-- Begin Exercise data --

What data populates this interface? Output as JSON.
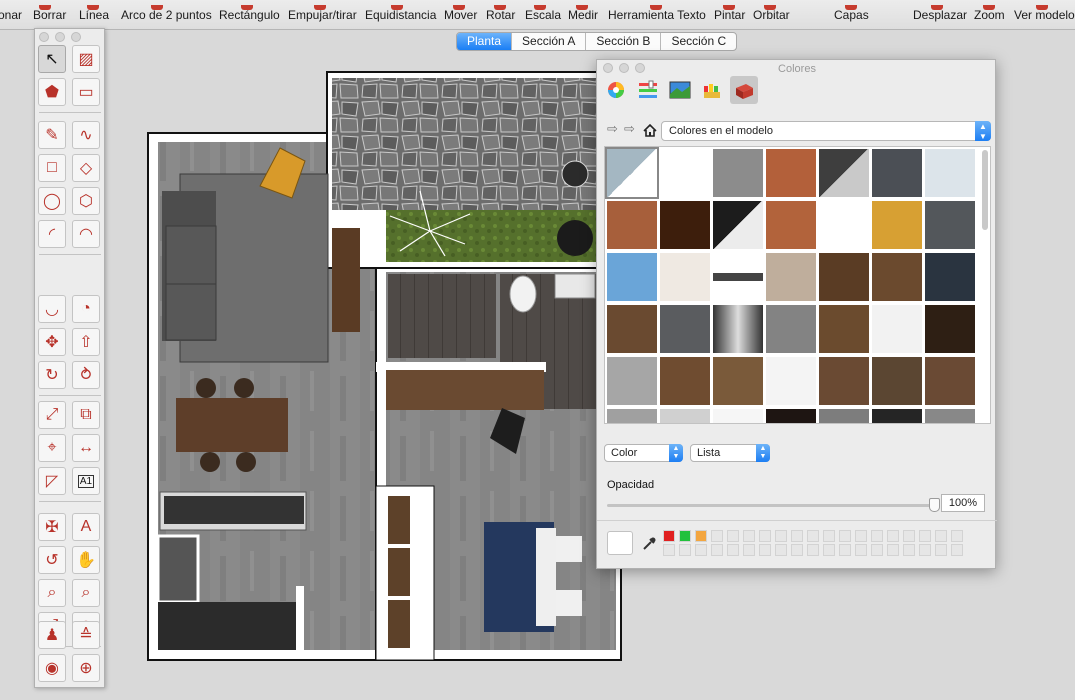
{
  "toolbar": {
    "items": [
      "onar",
      "Borrar",
      "Línea",
      "Arco de 2 puntos",
      "Rectángulo",
      "Empujar/tirar",
      "Equidistancia",
      "Mover",
      "Rotar",
      "Escala",
      "Medir",
      "Herramienta Texto",
      "Pintar",
      "Orbitar",
      "Capas",
      "Desplazar",
      "Zoom",
      "Ver modelo"
    ]
  },
  "scene_tabs": [
    {
      "label": "Planta",
      "active": true
    },
    {
      "label": "Sección A",
      "active": false
    },
    {
      "label": "Sección B",
      "active": false
    },
    {
      "label": "Sección C",
      "active": false
    }
  ],
  "tool_palette": {
    "icons": [
      "select-arrow-icon",
      "eraser-box-icon",
      "paint-bucket-icon",
      "eraser-icon",
      "pencil-icon",
      "freehand-icon",
      "rectangle-icon",
      "rotated-rectangle-icon",
      "circle-icon",
      "polygon-icon",
      "arc-icon",
      "two-point-arc-icon",
      "three-point-arc-icon",
      "pie-icon",
      "move-icon",
      "push-pull-icon",
      "rotate-icon",
      "follow-me-icon",
      "scale-icon",
      "offset-icon",
      "tape-measure-icon",
      "dimension-icon",
      "protractor-icon",
      "text-icon",
      "axes-icon",
      "3d-text-icon",
      "orbit-icon",
      "pan-icon",
      "zoom-icon",
      "zoom-window-icon",
      "zoom-extents-icon",
      "previous-view-icon",
      "position-camera-icon",
      "walk-icon",
      "look-around-icon",
      "section-plane-icon"
    ],
    "text_tool_label": "A1"
  },
  "colors_panel": {
    "title": "Colores",
    "mode_tabs": [
      "color-wheel-icon",
      "color-sliders-icon",
      "image-palette-icon",
      "crayons-icon",
      "materials-brick-icon"
    ],
    "collection": "Colores en el modelo",
    "color_mode": "Color",
    "view_mode": "Lista",
    "opacity_label": "Opacidad",
    "opacity_value": "100%",
    "opacity": 1.0,
    "swatches": [
      [
        "#a4b7c2",
        "#ffffff",
        "#8c8c8c",
        "#b3603a",
        "#8f8f8f",
        "#4b4f55",
        "#dce4ea"
      ],
      [
        "#a75f3b",
        "#3d1e0c",
        "#ececec",
        "#b2633b",
        "#ffffff",
        "#d7a033",
        "#53575b"
      ],
      [
        "#6aa5d8",
        "#efe9e2",
        "#ededed",
        "#bfae9c",
        "#5a3c24",
        "#6b4a2e",
        "#2a3440"
      ],
      [
        "#6a4a30",
        "#5a5c5f",
        "#888888",
        "#838383",
        "#6b4b2e",
        "#f2f2f2",
        "#2e1f14"
      ],
      [
        "#a6a6a6",
        "#6f4c30",
        "#7a5a3a",
        "#f4f4f4",
        "#6a4a33",
        "#5b4632",
        "#6a4a34"
      ],
      [
        "#a0a0a0",
        "#d0d0d0",
        "#f6f6f6",
        "#1e1512",
        "#7d7d7d",
        "#252525",
        "#888888"
      ]
    ],
    "recent_colors": [
      "#e02020",
      "#22c13c",
      "#f3a640"
    ]
  }
}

-- End Exercise data --

_Exercise_: Print out the whole of the material word for word, without pictures.

_Reply to the task_:
What data populates this interface? Output as JSON.
{
  "toolbar": {
    "items": [
      "onar",
      "Borrar",
      "Línea",
      "Arco de 2 puntos",
      "Rectángulo",
      "Empujar/tirar",
      "Equidistancia",
      "Mover",
      "Rotar",
      "Escala",
      "Medir",
      "Herramienta Texto",
      "Pintar",
      "Orbitar",
      "Capas",
      "Desplazar",
      "Zoom",
      "Ver modelo"
    ]
  },
  "scene_tabs": [
    {
      "label": "Planta",
      "active": true
    },
    {
      "label": "Sección A",
      "active": false
    },
    {
      "label": "Sección B",
      "active": false
    },
    {
      "label": "Sección C",
      "active": false
    }
  ],
  "tool_palette": {
    "icons": [
      "select-arrow-icon",
      "eraser-box-icon",
      "paint-bucket-icon",
      "eraser-icon",
      "pencil-icon",
      "freehand-icon",
      "rectangle-icon",
      "rotated-rectangle-icon",
      "circle-icon",
      "polygon-icon",
      "arc-icon",
      "two-point-arc-icon",
      "three-point-arc-icon",
      "pie-icon",
      "move-icon",
      "push-pull-icon",
      "rotate-icon",
      "follow-me-icon",
      "scale-icon",
      "offset-icon",
      "tape-measure-icon",
      "dimension-icon",
      "protractor-icon",
      "text-icon",
      "axes-icon",
      "3d-text-icon",
      "orbit-icon",
      "pan-icon",
      "zoom-icon",
      "zoom-window-icon",
      "zoom-extents-icon",
      "previous-view-icon",
      "position-camera-icon",
      "walk-icon",
      "look-around-icon",
      "section-plane-icon"
    ],
    "text_tool_label": "A1"
  },
  "colors_panel": {
    "title": "Colores",
    "mode_tabs": [
      "color-wheel-icon",
      "color-sliders-icon",
      "image-palette-icon",
      "crayons-icon",
      "materials-brick-icon"
    ],
    "collection": "Colores en el modelo",
    "color_mode": "Color",
    "view_mode": "Lista",
    "opacity_label": "Opacidad",
    "opacity_value": "100%",
    "opacity": 1.0,
    "swatches": [
      [
        "#a4b7c2",
        "#ffffff",
        "#8c8c8c",
        "#b3603a",
        "#8f8f8f",
        "#4b4f55",
        "#dce4ea"
      ],
      [
        "#a75f3b",
        "#3d1e0c",
        "#ececec",
        "#b2633b",
        "#ffffff",
        "#d7a033",
        "#53575b"
      ],
      [
        "#6aa5d8",
        "#efe9e2",
        "#ededed",
        "#bfae9c",
        "#5a3c24",
        "#6b4a2e",
        "#2a3440"
      ],
      [
        "#6a4a30",
        "#5a5c5f",
        "#888888",
        "#838383",
        "#6b4b2e",
        "#f2f2f2",
        "#2e1f14"
      ],
      [
        "#a6a6a6",
        "#6f4c30",
        "#7a5a3a",
        "#f4f4f4",
        "#6a4a33",
        "#5b4632",
        "#6a4a34"
      ],
      [
        "#a0a0a0",
        "#d0d0d0",
        "#f6f6f6",
        "#1e1512",
        "#7d7d7d",
        "#252525",
        "#888888"
      ]
    ],
    "recent_colors": [
      "#e02020",
      "#22c13c",
      "#f3a640"
    ]
  }
}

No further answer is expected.